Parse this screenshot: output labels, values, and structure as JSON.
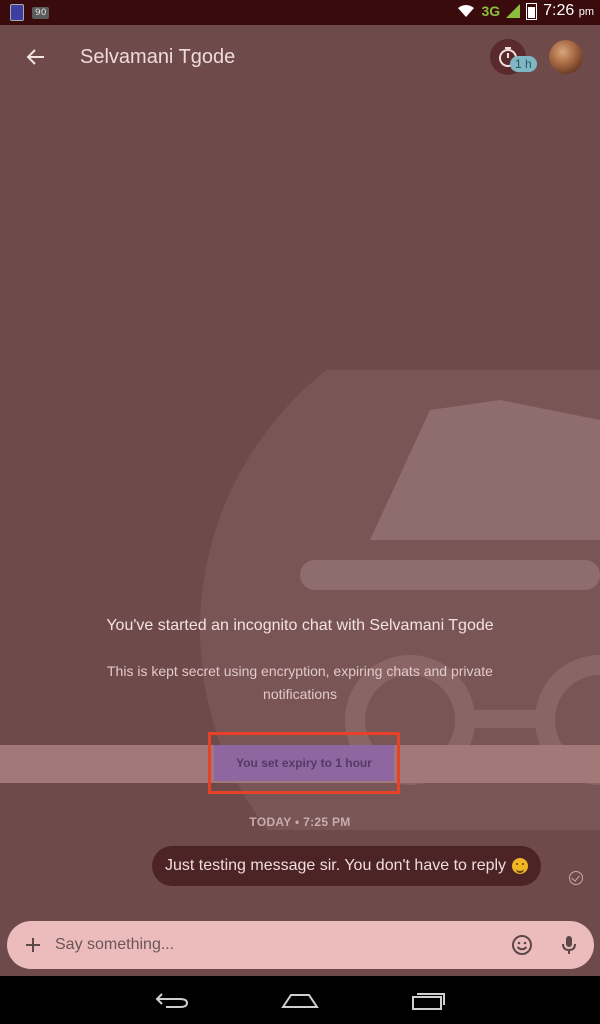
{
  "status_bar": {
    "badge": "90",
    "network": "3G",
    "time": "7:26",
    "ampm": "pm"
  },
  "header": {
    "title": "Selvamani Tgode",
    "timer_badge": "1 h"
  },
  "chat": {
    "intro_title": "You've started an incognito chat with Selvamani Tgode",
    "intro_subtitle": "This is kept secret using encryption, expiring chats and private notifications",
    "expiry_notice": "You set expiry to 1 hour",
    "date_label": "TODAY • 7:25 PM",
    "messages": [
      {
        "text": "Just testing message sir. You don't have to reply",
        "emoji": "smiley"
      }
    ]
  },
  "composer": {
    "placeholder": "Say something..."
  },
  "icons": {
    "back": "back-arrow-icon",
    "timer": "stopwatch-icon",
    "add": "plus-icon",
    "emoji": "emoji-icon",
    "mic": "mic-icon",
    "nav_back": "nav-back-icon",
    "nav_home": "nav-home-icon",
    "nav_recents": "nav-recents-icon"
  },
  "colors": {
    "background": "#6f4a4b",
    "status_bar": "#3a0b0d",
    "bubble": "#4c2426",
    "composer": "#ecbcbd",
    "highlight_border": "#e8412a",
    "expiry_fill": "#8f67a0"
  }
}
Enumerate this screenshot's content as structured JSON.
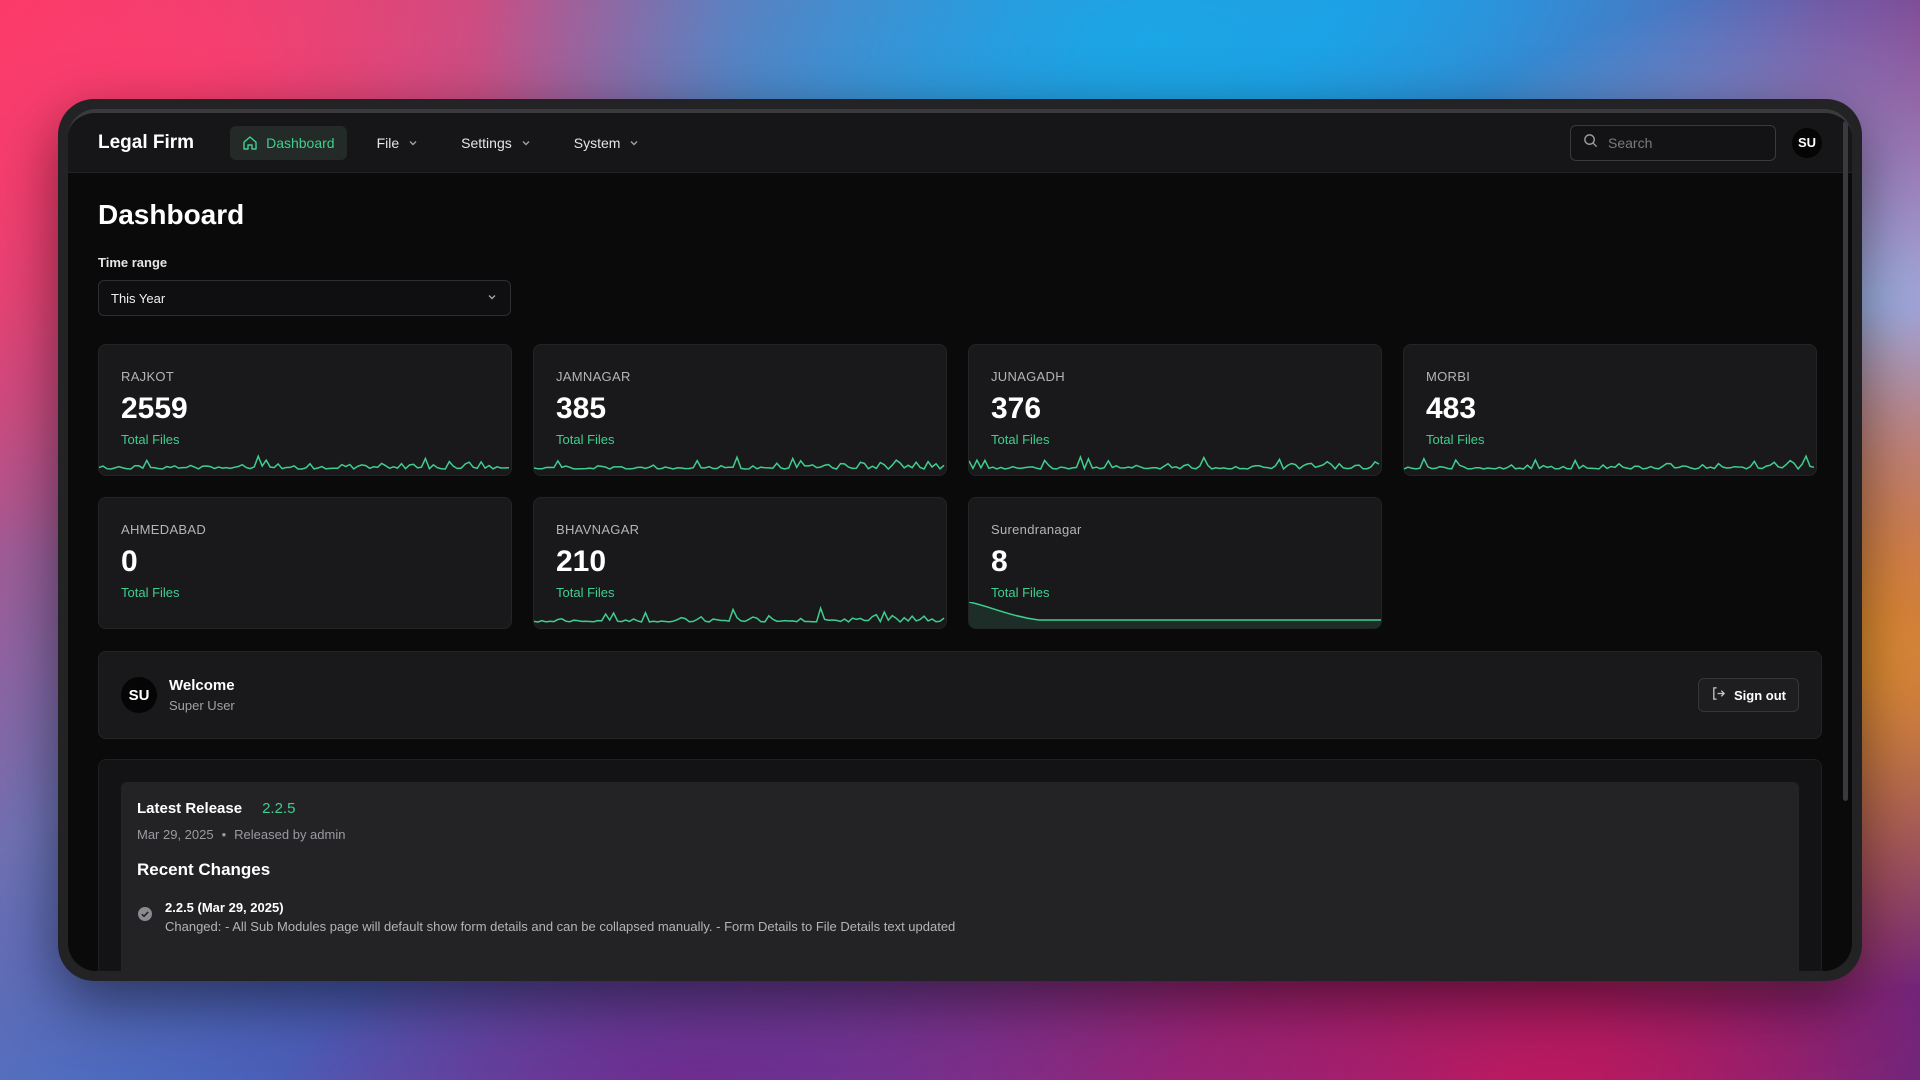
{
  "app": {
    "brand": "Legal Firm"
  },
  "nav": [
    {
      "label": "Dashboard",
      "icon": "home-icon",
      "active": true
    },
    {
      "label": "File",
      "icon": "chevron-down-icon",
      "active": false
    },
    {
      "label": "Settings",
      "icon": "chevron-down-icon",
      "active": false
    },
    {
      "label": "System",
      "icon": "chevron-down-icon",
      "active": false
    }
  ],
  "search": {
    "placeholder": "Search"
  },
  "user": {
    "initials": "SU"
  },
  "page": {
    "title": "Dashboard"
  },
  "time_range": {
    "label": "Time range",
    "value": "This Year"
  },
  "cards": [
    {
      "name": "RAJKOT",
      "value": "2559",
      "sub": "Total Files"
    },
    {
      "name": "JAMNAGAR",
      "value": "385",
      "sub": "Total Files"
    },
    {
      "name": "JUNAGADH",
      "value": "376",
      "sub": "Total Files"
    },
    {
      "name": "MORBI",
      "value": "483",
      "sub": "Total Files"
    },
    {
      "name": "AHMEDABAD",
      "value": "0",
      "sub": "Total Files"
    },
    {
      "name": "BHAVNAGAR",
      "value": "210",
      "sub": "Total Files"
    },
    {
      "name": "Surendranagar",
      "value": "8",
      "sub": "Total Files"
    }
  ],
  "welcome": {
    "initials": "SU",
    "title": "Welcome",
    "subtitle": "Super User",
    "signout_label": "Sign out"
  },
  "release": {
    "title": "Latest Release",
    "version": "2.2.5",
    "date": "Mar 29, 2025",
    "released_by": "Released by admin",
    "changes_title": "Recent Changes",
    "changes": [
      {
        "title": "2.2.5 (Mar 29, 2025)",
        "text": "Changed: - All Sub Modules page will default show form details and can be collapsed manually. - Form Details to File Details text updated"
      }
    ]
  },
  "colors": {
    "accent": "#3ecf8e",
    "background": "#0a0a0b",
    "card": "#19191b"
  }
}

Exercise instructions: Search the data for "name" and list every line in which it occurs.

Solution to this problem:
      "name": "RAJKOT",
      "name": "JAMNAGAR",
      "name": "JUNAGADH",
      "name": "MORBI",
      "name": "AHMEDABAD",
      "name": "BHAVNAGAR",
      "name": "Surendranagar",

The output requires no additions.